begin Material
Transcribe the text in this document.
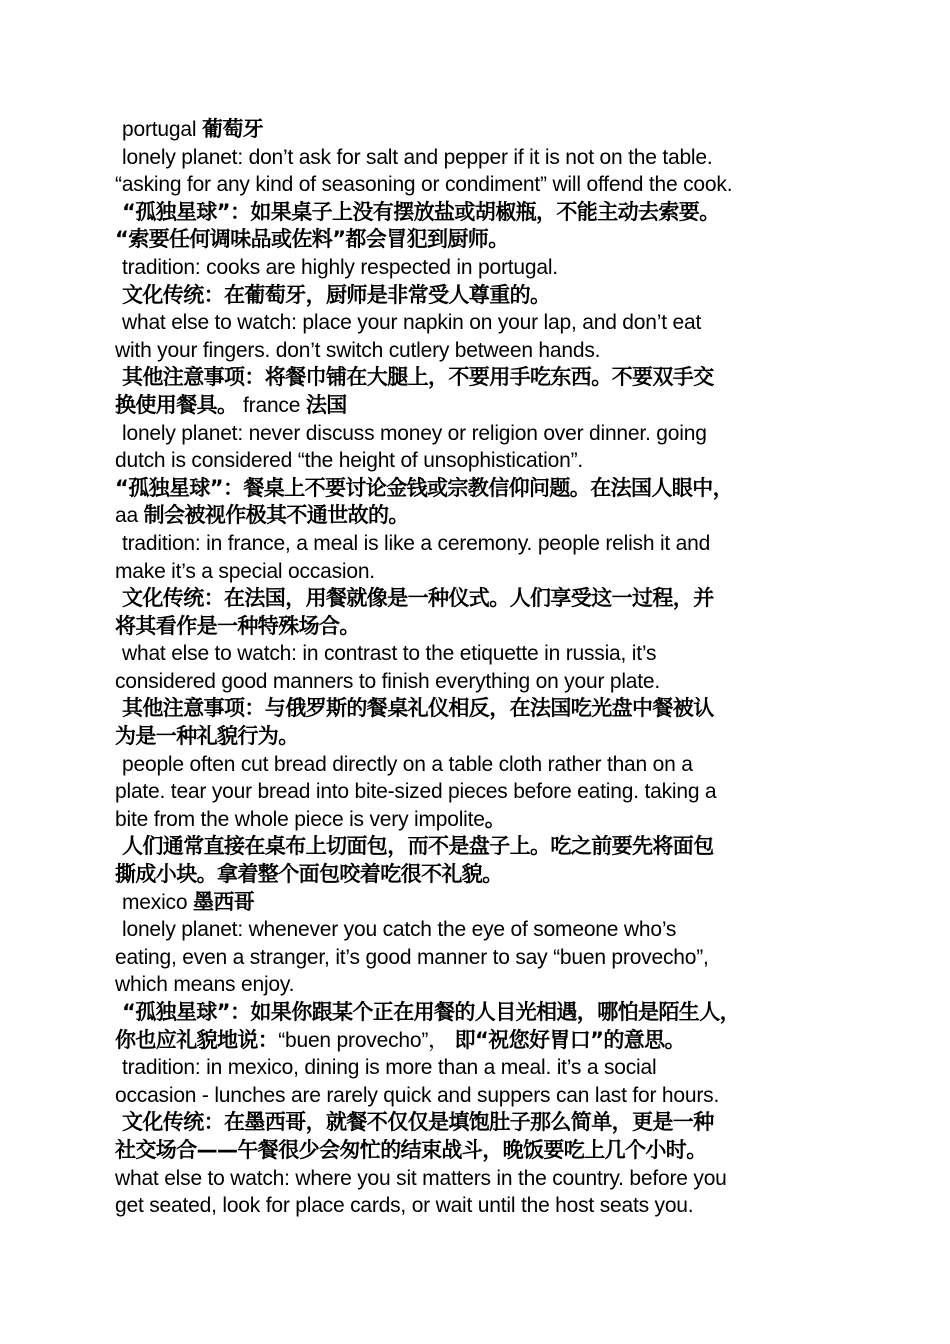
portugal 葡萄牙
lonely planet: don’t ask for salt and pepper if it is not on the table.
“asking for any kind of seasoning or condiment” will offend the cook.
“孤独星球”：如果桌子上没有摆放盐或胡椒瓶，不能主动去索要。
“索要任何调味品或佐料”都会冒犯到厨师。
tradition: cooks are highly respected in portugal.
文化传统：在葡萄牙，厨师是非常受人尊重的。
what else to watch: place your napkin on your lap, and don’t eat
with your fingers. don’t switch cutlery between hands.
其他注意事项：将餐巾铺在大腿上，不要用手吃东西。不要双手交
换使用餐具。 france 法国
lonely planet: never discuss money or religion over dinner. going
dutch is considered “the height of unsophistication”.
“孤独星球”：餐桌上不要讨论金钱或宗教信仰问题。在法国人眼中，
aa 制会被视作极其不通世故的。
tradition: in france, a meal is like a ceremony. people relish it and
make it’s a special occasion.
文化传统：在法国，用餐就像是一种仪式。人们享受这一过程，并
将其看作是一种特殊场合。
what else to watch: in contrast to the etiquette in russia, it’s
considered good manners to finish everything on your plate.
其他注意事项：与俄罗斯的餐桌礼仪相反，在法国吃光盘中餐被认
为是一种礼貌行为。
people often cut bread directly on a table cloth rather than on a
plate. tear your bread into bite-sized pieces before eating. taking a
bite from the whole piece is very impolite。
人们通常直接在桌布上切面包，而不是盘子上。吃之前要先将面包
撕成小块。拿着整个面包咬着吃很不礼貌。
mexico 墨西哥
lonely planet: whenever you catch the eye of someone who’s
eating, even a stranger, it’s good manner to say “buen provecho”,
which means enjoy.
“孤独星球”：如果你跟某个正在用餐的人目光相遇，哪怕是陌生人，
你也应礼貌地说：“buen provecho”， 即“祝您好胃口”的意思。
tradition: in mexico, dining is more than a meal. it’s a social
occasion - lunches are rarely quick and suppers can last for hours.
文化传统：在墨西哥，就餐不仅仅是填饱肚子那么简单，更是一种
社交场合——午餐很少会匆忙的结束战斗，晚饭要吃上几个小时。
what else to watch: where you sit matters in the country. before you
get seated, look for place cards, or wait until the host seats you.
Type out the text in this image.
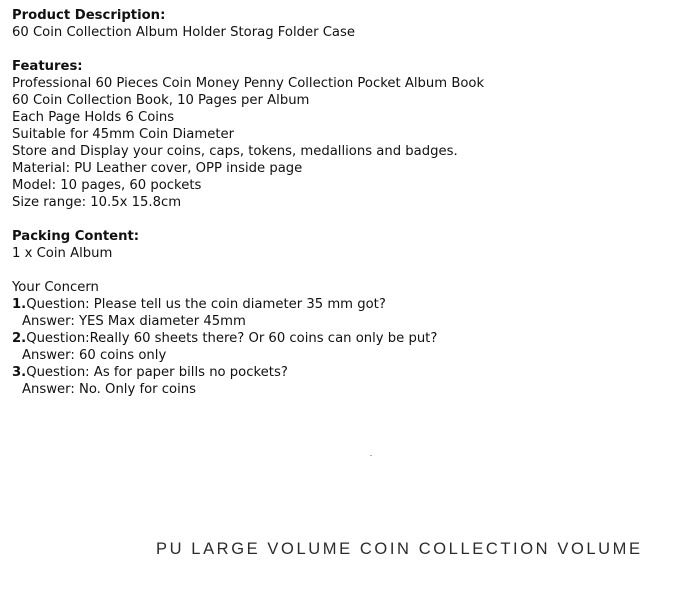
Product Description:
60 Coin Collection Album Holder Storag Folder Case
Features:
Professional 60 Pieces Coin Money Penny Collection Pocket Album Book
60 Coin Collection Book, 10 Pages per Album
Each Page Holds 6 Coins
Suitable for 45mm Coin Diameter
Store and Display your coins, caps, tokens, medallions and badges.
Material: PU Leather cover, OPP inside page
Model: 10 pages, 60 pockets
Size range: 10.5x 15.8cm
Packing Content:
1 x Coin Album
Your Concern
1.Question: Please tell us the coin diameter 35 mm got?
Answer: YES Max diameter 45mm
2.Question:Really 60 sheets there? Or 60 coins can only be put?
Answer: 60 coins only
3.Question: As for paper bills no pockets?
Answer: No. Only for coins
PU LARGE VOLUME COIN COLLECTION VOLUME
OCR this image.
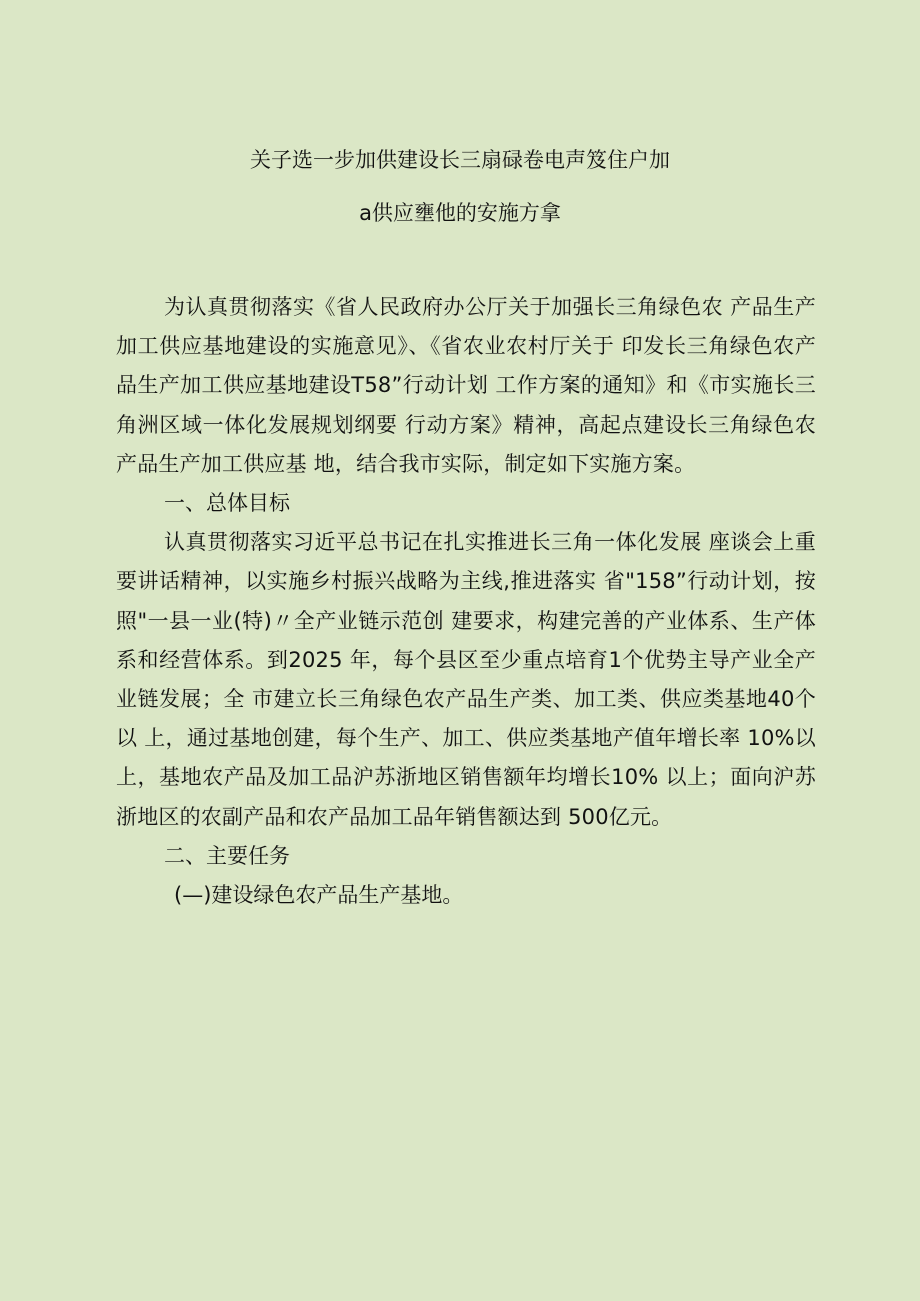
关子选一步加供建设长三扇碌卷电声笈住户加
a供应壅他的安施方拿

为认真贯彻落实《省人民政府办公厅关于加强长三角绿色农 产品生产加工供应基地建设的实施意见》、《省农业农村厅关于 印发长三角绿色农产品生产加工供应基地建设T58”行动计划 工作方案的通知》和《市实施长三角洲区域一体化发展规划纲要 行动方案》精神，高起点建设长三角绿色农产品生产加工供应基 地，结合我市实际，制定如下实施方案。

一、总体目标

认真贯彻落实习近平总书记在扎实推进长三角一体化发展 座谈会上重要讲话精神，以实施乡村振兴战略为主线,推进落实 省"158”行动计划，按照"一县一业(特)〃全产业链示范创 建要求，构建完善的产业体系、生产体系和经营体系。到2025 年，每个县区至少重点培育1个优势主导产业全产业链发展；全 市建立长三角绿色农产品生产类、加工类、供应类基地40个以 上，通过基地创建，每个生产、加工、供应类基地产值年增长率 10%以上，基地农产品及加工品沪苏浙地区销售额年均增长10% 以上；面向沪苏浙地区的农副产品和农产品加工品年销售额达到 500亿元。

二、主要任务

(—)建设绿色农产品生产基地。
end Material
#### [Directive]
Pick out every line above that holds the word "其他注意事项" and copy it.

#### [Solution]
其他注意事项：将餐巾铺在大腿上，不要用手吃东西。不要双手交
其他注意事项：与俄罗斯的餐桌礼仪相反，在法国吃光盘中餐被认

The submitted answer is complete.